* Stated task *
Report every line of the records below that contains the word "ball", and give each such line in full.

* Entries *
____________
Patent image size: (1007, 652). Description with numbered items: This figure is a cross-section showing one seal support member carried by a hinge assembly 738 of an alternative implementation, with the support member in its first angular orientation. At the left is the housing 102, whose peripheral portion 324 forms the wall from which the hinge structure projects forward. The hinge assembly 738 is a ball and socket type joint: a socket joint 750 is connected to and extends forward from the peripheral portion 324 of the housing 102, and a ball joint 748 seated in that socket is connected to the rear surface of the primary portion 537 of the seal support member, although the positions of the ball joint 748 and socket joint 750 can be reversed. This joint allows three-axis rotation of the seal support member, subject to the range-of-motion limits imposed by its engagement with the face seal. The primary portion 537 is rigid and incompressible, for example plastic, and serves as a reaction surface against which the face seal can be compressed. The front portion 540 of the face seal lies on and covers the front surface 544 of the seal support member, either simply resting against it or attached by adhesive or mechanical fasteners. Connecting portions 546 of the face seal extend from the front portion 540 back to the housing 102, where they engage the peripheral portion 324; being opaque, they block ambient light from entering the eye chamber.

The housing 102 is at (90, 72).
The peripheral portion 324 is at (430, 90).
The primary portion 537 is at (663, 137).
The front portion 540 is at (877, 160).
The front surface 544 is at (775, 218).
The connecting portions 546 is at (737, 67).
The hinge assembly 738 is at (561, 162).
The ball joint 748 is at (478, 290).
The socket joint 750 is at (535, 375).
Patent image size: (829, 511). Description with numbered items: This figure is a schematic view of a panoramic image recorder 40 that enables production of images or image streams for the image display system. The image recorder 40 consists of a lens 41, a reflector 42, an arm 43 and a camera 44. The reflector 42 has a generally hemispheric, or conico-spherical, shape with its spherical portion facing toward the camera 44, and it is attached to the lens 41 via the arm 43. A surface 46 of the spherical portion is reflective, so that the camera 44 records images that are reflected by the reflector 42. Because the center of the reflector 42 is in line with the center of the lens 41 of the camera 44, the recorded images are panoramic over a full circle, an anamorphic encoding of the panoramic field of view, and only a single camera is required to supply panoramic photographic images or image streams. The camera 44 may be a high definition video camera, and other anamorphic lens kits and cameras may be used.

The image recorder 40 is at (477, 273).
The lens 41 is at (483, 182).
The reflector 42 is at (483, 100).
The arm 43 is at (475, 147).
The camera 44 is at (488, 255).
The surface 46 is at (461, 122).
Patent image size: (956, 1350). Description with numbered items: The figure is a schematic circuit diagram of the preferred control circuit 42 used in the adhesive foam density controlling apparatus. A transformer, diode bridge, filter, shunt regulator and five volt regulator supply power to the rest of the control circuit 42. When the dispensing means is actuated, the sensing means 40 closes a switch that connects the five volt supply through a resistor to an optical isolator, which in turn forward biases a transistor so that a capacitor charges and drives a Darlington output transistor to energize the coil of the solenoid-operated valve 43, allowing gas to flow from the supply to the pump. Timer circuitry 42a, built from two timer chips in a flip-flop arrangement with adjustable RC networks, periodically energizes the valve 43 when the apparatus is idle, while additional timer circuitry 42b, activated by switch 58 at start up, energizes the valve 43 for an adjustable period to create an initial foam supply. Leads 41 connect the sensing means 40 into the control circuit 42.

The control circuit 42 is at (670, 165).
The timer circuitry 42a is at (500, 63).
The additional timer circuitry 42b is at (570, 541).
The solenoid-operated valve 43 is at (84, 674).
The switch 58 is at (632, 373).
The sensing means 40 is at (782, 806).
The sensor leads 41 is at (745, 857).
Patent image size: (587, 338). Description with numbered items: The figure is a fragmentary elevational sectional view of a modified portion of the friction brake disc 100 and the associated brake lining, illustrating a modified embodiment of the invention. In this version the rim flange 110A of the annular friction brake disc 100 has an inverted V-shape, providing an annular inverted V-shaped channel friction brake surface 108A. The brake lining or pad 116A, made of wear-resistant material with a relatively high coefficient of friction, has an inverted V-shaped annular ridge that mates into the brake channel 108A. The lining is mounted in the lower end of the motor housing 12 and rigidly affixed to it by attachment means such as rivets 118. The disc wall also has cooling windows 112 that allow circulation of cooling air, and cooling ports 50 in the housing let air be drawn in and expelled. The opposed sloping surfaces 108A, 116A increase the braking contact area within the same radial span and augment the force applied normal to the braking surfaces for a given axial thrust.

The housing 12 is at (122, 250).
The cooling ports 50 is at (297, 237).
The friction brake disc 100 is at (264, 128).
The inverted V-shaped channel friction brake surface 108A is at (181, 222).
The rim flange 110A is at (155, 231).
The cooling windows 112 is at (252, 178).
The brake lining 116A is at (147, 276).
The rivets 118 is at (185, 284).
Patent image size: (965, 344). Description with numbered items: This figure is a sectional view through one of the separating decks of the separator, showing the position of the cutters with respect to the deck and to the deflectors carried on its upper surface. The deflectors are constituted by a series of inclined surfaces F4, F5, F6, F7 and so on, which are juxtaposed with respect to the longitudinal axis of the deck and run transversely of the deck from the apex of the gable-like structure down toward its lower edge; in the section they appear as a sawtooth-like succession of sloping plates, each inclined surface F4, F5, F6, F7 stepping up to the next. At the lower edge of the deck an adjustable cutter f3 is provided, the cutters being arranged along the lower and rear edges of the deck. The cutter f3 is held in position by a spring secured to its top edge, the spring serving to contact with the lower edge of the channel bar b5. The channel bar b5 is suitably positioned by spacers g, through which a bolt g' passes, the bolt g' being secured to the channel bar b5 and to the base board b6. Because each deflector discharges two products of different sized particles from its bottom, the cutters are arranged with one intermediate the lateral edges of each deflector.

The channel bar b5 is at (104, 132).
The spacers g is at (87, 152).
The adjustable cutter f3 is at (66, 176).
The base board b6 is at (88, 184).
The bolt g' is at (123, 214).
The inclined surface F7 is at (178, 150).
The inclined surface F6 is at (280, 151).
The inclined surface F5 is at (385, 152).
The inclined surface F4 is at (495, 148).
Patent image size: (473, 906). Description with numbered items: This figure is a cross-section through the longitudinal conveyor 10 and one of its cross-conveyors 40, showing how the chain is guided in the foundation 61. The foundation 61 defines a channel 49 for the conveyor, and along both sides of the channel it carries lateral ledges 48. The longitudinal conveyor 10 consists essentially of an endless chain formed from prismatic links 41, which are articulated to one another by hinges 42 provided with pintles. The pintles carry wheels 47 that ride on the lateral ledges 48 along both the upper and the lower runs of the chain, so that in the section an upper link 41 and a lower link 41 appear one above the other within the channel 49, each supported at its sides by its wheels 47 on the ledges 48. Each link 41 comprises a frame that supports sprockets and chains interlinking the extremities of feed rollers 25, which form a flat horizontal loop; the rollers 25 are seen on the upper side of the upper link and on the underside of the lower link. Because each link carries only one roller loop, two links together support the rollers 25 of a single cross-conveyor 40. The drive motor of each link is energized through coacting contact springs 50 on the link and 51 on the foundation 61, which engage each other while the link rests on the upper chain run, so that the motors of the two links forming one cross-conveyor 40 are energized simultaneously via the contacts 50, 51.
____________
* Expected answer *
Patent image size: (1007, 652). Description with numbered items: This figure is a cross-section showing one seal support member carried by a hinge assembly 738 of an alternative implementation, with the support member in its first angular orientation. At the left is the housing 102, whose peripheral portion 324 forms the wall from which the hinge structure projects forward. The hinge assembly 738 is a ball and socket type joint: a socket joint 750 is connected to and extends forward from the peripheral portion 324 of the housing 102, and a ball joint 748 seated in that socket is connected to the rear surface of the primary portion 537 of the seal support member, although the positions of the ball joint 748 and socket joint 750 can be reversed. This joint allows three-axis rotation of the seal support member, subject to the range-of-motion limits imposed by its engagement with the face seal. The primary portion 537 is rigid and incompressible, for example plastic, and serves as a reaction surface against which the face seal can be compressed. The front portion 540 of the face seal lies on and covers the front surface 544 of the seal support member, either simply resting against it or attached by adhesive or mechanical fasteners. Connecting portions 546 of the face seal extend from the front portion 540 back to the housing 102, where they engage the peripheral portion 324; being opaque, they block ambient light from entering the eye chamber.
The ball joint 748 is at (478, 290).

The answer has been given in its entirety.